Wherever a line holds the word "Cancer", copy that line out.

> _Dataset records_:
○ ○ ○ ○ ○ ○ ○
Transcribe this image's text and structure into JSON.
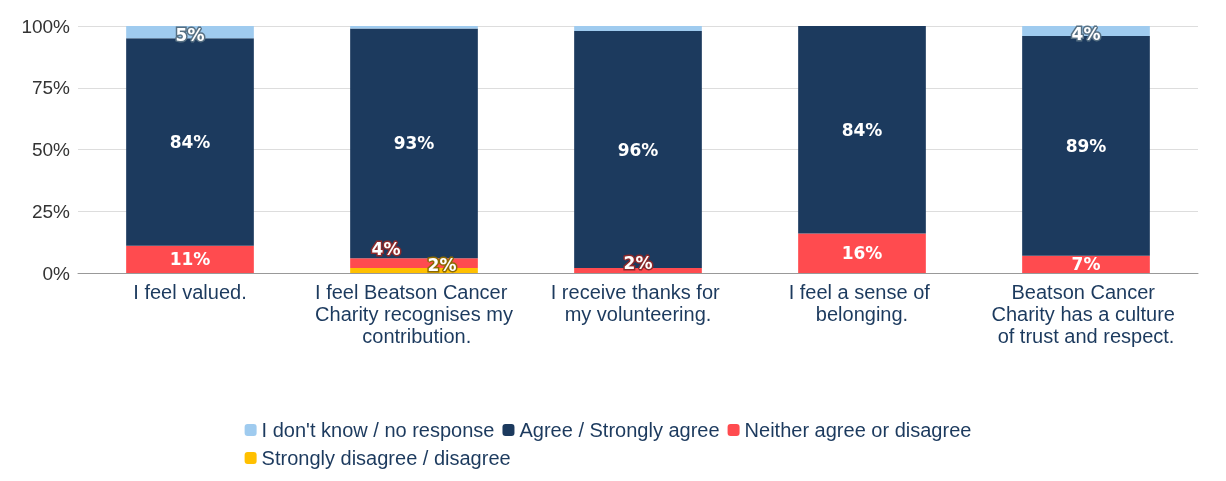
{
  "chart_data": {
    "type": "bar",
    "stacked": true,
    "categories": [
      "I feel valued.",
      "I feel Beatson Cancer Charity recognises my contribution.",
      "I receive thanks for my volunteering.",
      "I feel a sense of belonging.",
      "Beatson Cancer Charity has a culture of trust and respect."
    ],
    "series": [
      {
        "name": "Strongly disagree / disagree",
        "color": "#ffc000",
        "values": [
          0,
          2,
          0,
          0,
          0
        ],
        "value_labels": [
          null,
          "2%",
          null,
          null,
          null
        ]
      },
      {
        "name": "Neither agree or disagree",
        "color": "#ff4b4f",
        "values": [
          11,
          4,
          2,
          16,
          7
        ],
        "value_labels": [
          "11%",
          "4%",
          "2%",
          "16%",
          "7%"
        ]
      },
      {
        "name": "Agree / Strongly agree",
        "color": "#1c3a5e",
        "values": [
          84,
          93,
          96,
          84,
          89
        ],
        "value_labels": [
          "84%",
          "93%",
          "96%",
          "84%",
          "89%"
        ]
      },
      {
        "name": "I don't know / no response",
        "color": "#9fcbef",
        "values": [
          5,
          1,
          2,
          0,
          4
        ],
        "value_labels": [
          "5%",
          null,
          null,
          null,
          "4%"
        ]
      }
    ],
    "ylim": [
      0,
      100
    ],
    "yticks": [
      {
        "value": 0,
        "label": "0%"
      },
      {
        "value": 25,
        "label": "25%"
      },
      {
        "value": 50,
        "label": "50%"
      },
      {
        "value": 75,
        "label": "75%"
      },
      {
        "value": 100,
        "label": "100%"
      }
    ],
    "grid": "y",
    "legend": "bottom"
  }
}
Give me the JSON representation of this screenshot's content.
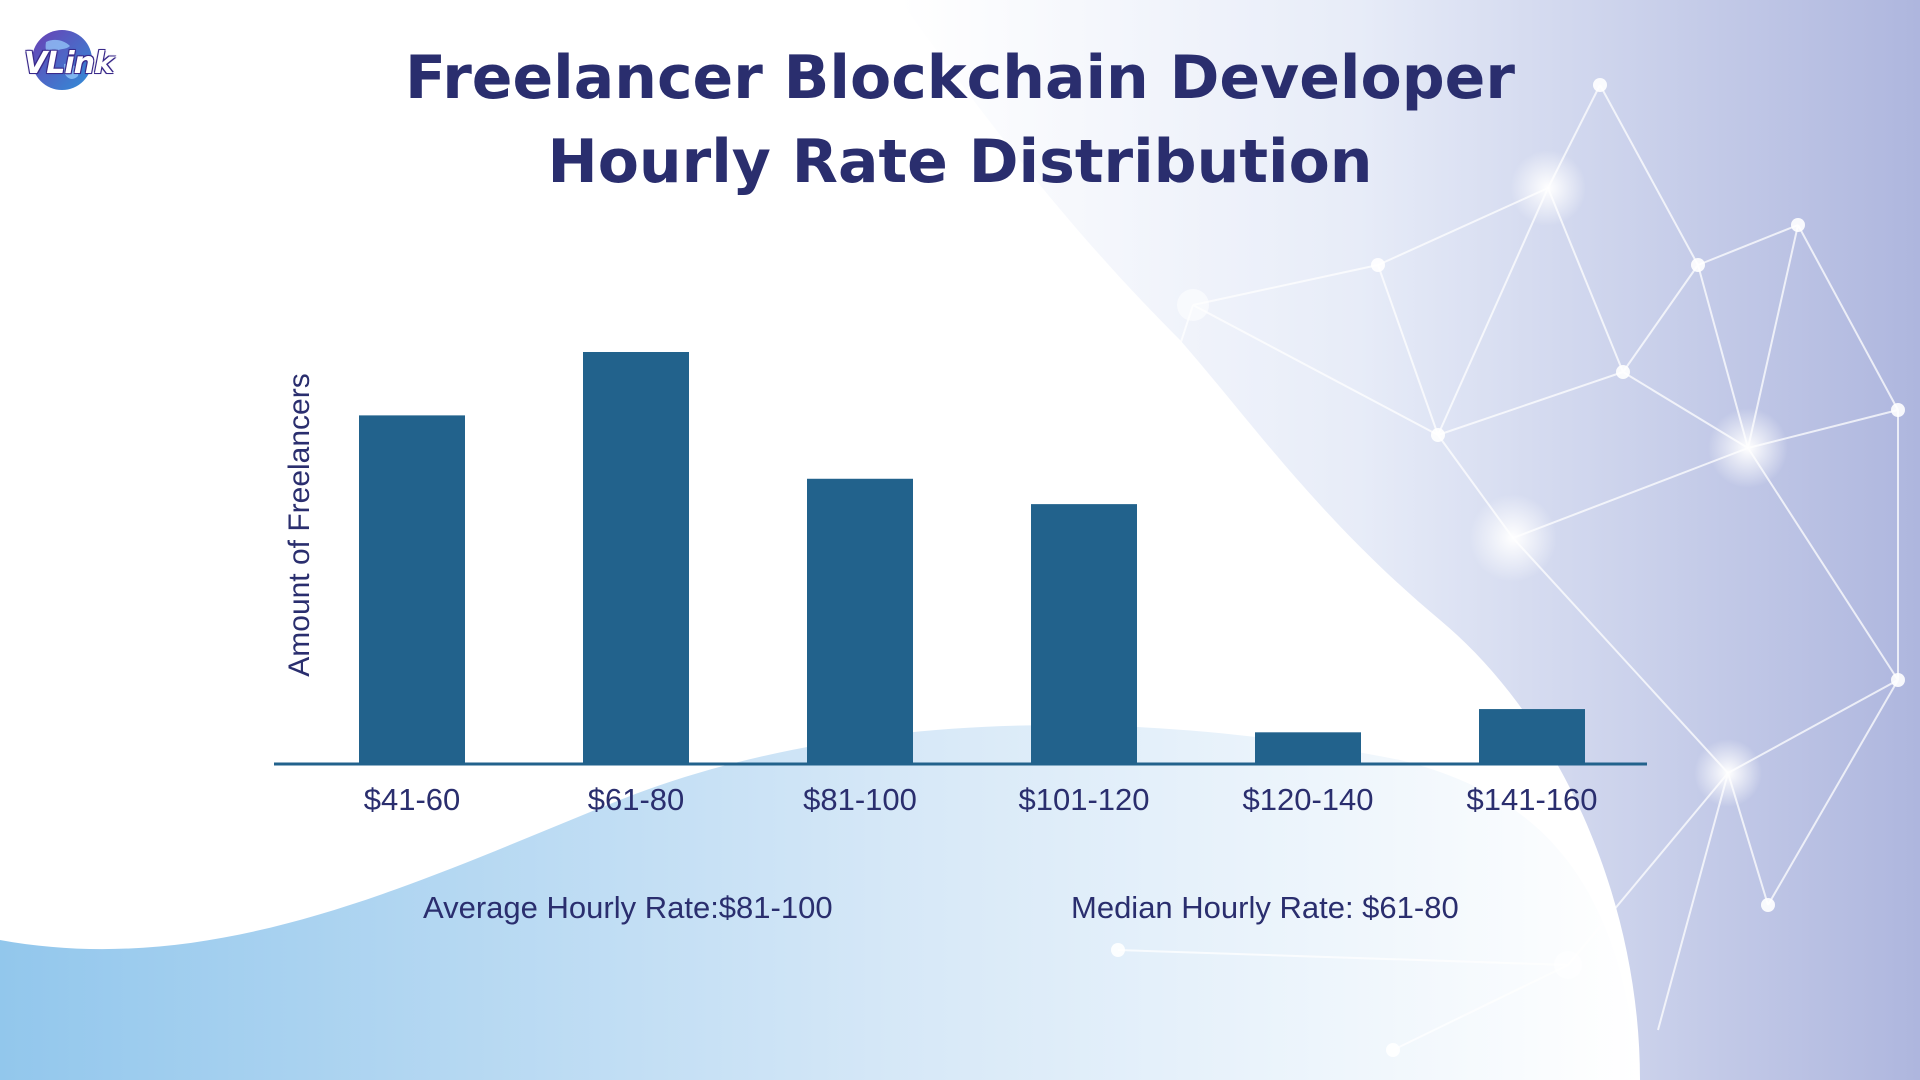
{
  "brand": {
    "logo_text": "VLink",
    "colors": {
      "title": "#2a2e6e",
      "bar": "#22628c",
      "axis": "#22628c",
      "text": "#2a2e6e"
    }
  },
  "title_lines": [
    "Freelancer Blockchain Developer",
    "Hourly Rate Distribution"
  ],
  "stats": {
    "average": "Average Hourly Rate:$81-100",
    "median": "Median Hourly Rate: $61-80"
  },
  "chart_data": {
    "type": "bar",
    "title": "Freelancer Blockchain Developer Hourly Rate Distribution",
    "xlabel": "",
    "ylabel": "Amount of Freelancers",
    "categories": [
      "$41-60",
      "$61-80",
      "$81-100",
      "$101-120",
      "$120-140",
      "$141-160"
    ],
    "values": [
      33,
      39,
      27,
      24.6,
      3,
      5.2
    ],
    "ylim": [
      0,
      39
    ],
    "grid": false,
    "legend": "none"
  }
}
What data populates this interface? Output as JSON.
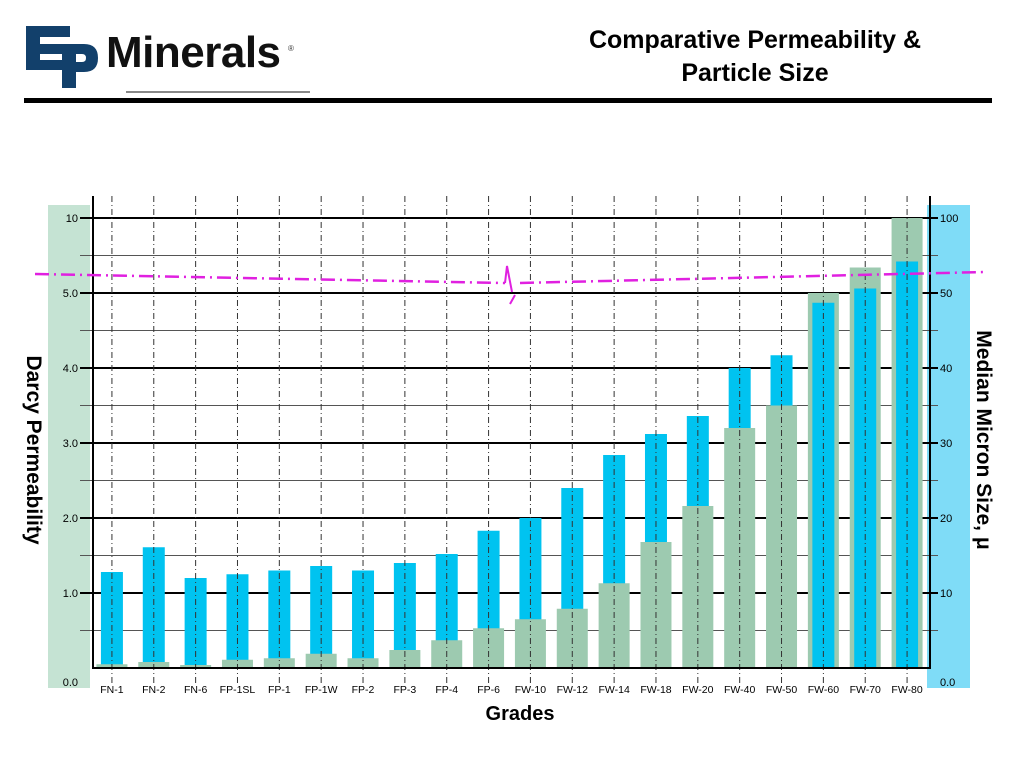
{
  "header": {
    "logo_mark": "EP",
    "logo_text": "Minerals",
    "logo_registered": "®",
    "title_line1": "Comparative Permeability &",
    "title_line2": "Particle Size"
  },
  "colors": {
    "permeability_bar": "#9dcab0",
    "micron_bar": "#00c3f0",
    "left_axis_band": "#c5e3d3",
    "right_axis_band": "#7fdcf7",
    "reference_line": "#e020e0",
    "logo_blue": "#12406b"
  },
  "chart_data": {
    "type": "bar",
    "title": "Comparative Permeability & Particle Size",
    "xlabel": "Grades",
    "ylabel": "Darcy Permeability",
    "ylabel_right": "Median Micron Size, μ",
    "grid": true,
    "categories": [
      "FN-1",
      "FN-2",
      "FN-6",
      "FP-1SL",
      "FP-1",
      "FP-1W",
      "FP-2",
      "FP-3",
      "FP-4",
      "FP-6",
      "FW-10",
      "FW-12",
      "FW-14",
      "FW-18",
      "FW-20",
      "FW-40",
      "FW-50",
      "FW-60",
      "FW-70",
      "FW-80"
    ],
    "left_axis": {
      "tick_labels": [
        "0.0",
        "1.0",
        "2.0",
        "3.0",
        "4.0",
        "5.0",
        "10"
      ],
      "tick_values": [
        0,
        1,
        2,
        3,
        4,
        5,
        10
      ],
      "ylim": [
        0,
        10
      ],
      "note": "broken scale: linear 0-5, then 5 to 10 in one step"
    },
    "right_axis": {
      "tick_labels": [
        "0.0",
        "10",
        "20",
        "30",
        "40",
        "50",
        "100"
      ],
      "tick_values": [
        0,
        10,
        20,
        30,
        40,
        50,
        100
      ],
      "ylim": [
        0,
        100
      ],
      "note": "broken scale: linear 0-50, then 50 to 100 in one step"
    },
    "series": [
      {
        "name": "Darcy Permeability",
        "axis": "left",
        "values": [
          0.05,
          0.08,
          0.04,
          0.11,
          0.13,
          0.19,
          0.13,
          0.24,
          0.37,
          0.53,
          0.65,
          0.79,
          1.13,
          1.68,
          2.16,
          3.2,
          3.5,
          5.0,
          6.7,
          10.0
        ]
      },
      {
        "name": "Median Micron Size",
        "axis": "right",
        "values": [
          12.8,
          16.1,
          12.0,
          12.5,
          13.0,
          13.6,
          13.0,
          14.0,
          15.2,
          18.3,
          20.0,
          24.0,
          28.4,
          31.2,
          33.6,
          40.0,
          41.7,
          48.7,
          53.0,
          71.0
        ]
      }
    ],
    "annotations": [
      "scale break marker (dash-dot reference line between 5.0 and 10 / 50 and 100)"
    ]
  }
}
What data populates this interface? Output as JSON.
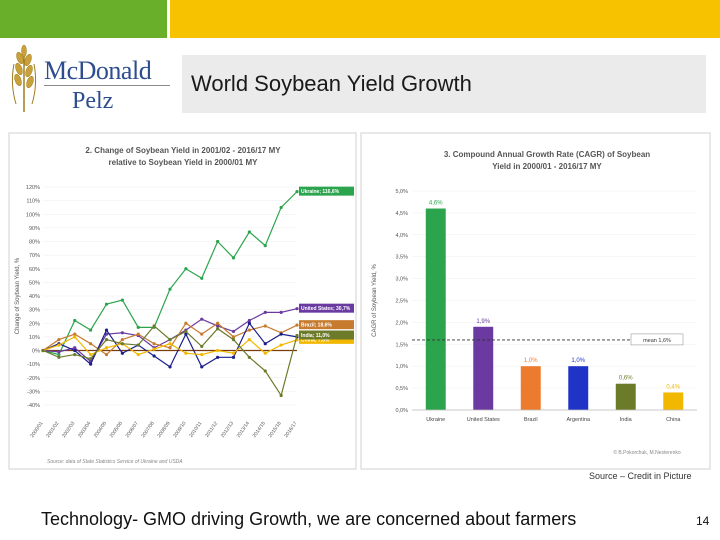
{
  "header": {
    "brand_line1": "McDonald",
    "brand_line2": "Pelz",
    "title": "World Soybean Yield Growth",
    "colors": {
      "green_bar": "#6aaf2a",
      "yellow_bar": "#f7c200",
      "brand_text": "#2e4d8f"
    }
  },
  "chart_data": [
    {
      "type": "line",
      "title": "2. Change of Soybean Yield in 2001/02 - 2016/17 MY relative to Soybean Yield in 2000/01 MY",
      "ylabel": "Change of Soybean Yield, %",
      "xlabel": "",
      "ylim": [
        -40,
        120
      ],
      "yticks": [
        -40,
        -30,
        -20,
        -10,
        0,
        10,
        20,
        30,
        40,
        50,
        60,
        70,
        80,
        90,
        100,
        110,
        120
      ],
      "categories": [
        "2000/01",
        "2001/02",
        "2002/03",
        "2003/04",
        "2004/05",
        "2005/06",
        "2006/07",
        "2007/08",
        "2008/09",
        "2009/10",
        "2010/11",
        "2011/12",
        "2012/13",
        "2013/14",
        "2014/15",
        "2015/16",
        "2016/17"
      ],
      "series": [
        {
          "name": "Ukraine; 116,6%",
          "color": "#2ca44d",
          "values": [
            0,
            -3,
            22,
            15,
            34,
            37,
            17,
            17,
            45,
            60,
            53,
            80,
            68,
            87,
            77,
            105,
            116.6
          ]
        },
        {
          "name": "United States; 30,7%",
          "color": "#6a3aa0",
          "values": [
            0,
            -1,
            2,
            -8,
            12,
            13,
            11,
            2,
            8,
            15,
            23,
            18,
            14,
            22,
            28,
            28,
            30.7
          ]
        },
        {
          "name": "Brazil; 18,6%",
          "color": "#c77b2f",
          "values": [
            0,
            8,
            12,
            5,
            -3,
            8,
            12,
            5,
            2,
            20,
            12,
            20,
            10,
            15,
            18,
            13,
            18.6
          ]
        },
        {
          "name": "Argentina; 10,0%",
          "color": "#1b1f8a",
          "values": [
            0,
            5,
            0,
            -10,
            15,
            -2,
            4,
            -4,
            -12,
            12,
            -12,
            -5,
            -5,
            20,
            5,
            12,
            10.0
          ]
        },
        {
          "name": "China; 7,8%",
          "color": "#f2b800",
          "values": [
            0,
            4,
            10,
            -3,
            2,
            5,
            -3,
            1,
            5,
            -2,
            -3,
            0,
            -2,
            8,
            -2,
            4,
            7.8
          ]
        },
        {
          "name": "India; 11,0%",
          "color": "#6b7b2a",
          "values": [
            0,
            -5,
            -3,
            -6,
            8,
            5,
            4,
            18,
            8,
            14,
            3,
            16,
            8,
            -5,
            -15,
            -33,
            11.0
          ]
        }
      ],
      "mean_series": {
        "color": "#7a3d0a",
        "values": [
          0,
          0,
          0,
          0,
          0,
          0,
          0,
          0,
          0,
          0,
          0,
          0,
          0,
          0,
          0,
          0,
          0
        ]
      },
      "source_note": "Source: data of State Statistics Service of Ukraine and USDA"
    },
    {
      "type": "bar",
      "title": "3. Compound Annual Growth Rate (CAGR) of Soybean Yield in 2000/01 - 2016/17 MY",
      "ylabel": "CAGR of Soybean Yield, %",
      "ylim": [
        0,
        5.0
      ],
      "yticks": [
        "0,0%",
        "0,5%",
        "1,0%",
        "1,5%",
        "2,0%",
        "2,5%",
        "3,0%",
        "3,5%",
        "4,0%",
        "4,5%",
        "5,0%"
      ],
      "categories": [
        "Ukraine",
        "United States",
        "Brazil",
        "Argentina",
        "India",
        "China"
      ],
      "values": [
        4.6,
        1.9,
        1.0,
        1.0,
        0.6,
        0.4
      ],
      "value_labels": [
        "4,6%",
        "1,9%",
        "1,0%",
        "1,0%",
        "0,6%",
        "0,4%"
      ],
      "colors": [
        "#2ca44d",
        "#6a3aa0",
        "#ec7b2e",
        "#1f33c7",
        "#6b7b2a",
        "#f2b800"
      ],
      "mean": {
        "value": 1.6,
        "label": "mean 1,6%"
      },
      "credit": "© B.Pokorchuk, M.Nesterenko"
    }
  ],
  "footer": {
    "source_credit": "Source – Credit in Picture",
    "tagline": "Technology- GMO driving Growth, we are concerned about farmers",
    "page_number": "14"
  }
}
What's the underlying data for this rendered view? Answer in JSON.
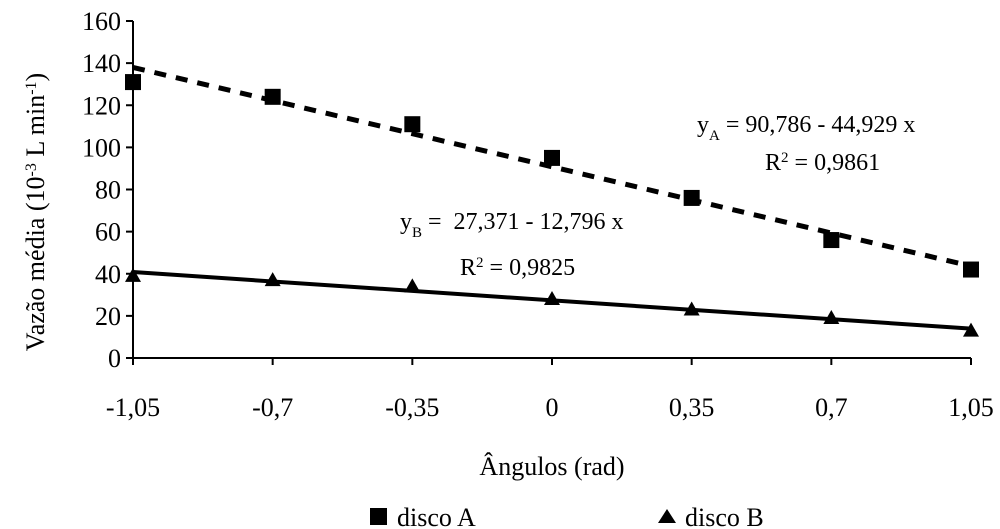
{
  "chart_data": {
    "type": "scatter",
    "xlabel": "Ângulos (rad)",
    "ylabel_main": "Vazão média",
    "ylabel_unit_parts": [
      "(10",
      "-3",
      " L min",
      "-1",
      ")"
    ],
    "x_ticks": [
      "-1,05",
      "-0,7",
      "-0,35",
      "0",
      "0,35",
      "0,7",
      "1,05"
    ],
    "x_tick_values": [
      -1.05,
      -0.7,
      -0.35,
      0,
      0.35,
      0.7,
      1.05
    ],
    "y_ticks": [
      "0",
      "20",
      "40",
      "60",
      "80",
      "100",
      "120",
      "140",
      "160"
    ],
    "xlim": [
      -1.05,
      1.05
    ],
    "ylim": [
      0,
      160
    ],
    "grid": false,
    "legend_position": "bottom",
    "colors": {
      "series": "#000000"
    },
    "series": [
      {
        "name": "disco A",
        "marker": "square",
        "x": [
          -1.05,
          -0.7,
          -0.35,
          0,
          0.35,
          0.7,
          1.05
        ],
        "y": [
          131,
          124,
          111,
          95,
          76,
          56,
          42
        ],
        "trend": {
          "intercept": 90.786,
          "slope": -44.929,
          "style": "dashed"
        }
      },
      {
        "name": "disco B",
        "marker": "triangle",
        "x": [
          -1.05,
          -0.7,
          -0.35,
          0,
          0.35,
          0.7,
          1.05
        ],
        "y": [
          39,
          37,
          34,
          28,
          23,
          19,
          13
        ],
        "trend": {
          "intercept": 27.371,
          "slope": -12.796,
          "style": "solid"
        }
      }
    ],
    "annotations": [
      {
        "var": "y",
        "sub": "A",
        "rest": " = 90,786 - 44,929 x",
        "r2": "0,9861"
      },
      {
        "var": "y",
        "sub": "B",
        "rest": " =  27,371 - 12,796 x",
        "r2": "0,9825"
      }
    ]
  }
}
○ ○ ○ ○ ○ ○ ○
> _Solution_:
      "I feel Beatson Cancer Charity recognises my contribution.",
      "Beatson Cancer Charity has a culture of trust and respect."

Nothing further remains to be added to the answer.